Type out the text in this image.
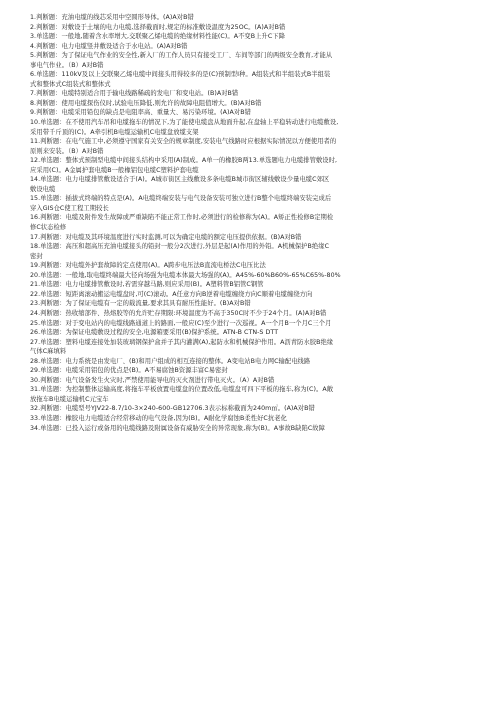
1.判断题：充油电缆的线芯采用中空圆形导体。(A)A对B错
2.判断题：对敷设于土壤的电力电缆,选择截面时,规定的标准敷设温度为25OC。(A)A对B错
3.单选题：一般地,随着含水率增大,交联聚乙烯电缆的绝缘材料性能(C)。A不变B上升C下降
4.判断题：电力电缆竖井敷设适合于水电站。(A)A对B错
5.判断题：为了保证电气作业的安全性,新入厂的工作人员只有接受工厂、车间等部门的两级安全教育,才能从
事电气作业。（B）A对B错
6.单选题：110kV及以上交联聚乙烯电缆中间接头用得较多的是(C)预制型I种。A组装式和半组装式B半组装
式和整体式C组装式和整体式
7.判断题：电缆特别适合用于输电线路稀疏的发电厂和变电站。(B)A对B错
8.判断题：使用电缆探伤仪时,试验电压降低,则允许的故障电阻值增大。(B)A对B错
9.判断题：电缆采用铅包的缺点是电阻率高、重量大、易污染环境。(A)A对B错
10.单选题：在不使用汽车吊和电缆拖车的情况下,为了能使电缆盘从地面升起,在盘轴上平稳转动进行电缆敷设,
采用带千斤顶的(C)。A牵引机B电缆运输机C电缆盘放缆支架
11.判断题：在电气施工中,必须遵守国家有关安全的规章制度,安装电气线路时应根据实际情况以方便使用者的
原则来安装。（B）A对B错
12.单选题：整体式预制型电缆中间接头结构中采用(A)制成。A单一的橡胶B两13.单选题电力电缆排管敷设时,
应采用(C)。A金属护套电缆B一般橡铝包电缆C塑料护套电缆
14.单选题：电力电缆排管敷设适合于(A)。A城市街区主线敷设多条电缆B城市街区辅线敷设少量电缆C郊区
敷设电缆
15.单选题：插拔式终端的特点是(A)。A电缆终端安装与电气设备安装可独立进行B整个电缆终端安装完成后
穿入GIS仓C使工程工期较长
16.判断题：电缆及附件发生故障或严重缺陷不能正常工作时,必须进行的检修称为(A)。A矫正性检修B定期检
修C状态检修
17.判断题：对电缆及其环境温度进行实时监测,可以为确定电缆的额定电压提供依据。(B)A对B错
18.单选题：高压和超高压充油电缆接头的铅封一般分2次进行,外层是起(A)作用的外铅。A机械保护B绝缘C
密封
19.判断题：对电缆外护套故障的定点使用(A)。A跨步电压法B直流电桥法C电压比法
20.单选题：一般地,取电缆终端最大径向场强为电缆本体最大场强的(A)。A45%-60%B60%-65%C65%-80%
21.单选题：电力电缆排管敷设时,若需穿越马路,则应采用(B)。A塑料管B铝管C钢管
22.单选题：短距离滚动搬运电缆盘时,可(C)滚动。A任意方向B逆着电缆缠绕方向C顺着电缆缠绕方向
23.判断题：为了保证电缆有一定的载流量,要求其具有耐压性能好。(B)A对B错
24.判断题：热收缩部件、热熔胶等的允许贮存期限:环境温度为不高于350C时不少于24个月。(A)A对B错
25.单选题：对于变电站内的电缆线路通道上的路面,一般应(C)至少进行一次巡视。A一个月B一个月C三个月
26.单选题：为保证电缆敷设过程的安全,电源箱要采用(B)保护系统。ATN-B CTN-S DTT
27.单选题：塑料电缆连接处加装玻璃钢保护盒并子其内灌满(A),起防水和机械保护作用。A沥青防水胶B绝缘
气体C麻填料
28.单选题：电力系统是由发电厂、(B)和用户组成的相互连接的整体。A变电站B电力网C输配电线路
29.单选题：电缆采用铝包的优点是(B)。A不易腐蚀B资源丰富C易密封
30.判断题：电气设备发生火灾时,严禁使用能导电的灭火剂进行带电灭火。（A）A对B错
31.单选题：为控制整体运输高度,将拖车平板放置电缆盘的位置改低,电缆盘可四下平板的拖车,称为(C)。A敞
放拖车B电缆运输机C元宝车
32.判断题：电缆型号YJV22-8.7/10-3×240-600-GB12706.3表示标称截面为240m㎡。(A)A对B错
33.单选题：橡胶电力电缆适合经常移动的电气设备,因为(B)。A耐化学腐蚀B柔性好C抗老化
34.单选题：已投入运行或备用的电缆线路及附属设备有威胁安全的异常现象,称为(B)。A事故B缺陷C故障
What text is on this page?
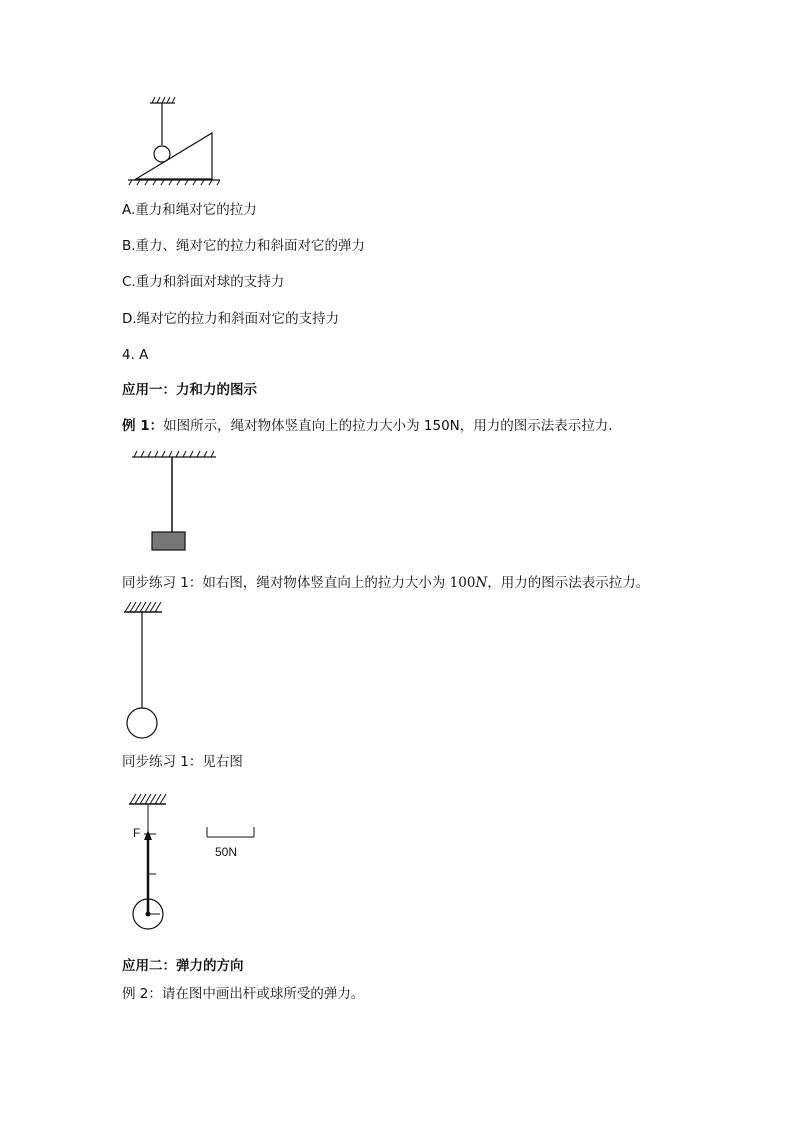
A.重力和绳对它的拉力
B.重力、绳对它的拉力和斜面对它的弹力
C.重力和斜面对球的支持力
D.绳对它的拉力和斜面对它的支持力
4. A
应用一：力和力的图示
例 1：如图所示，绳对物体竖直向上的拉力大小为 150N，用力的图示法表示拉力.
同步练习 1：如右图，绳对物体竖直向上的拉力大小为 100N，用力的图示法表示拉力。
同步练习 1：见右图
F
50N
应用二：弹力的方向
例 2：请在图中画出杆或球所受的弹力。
§ §
> [Goal]
Copy out every line of the listing that contains the string "同步练习".

> [Expected answer]
同步练习 1：如右图，绳对物体竖直向上的拉力大小为 100N，用力的图示法表示拉力。
同步练习 1：见右图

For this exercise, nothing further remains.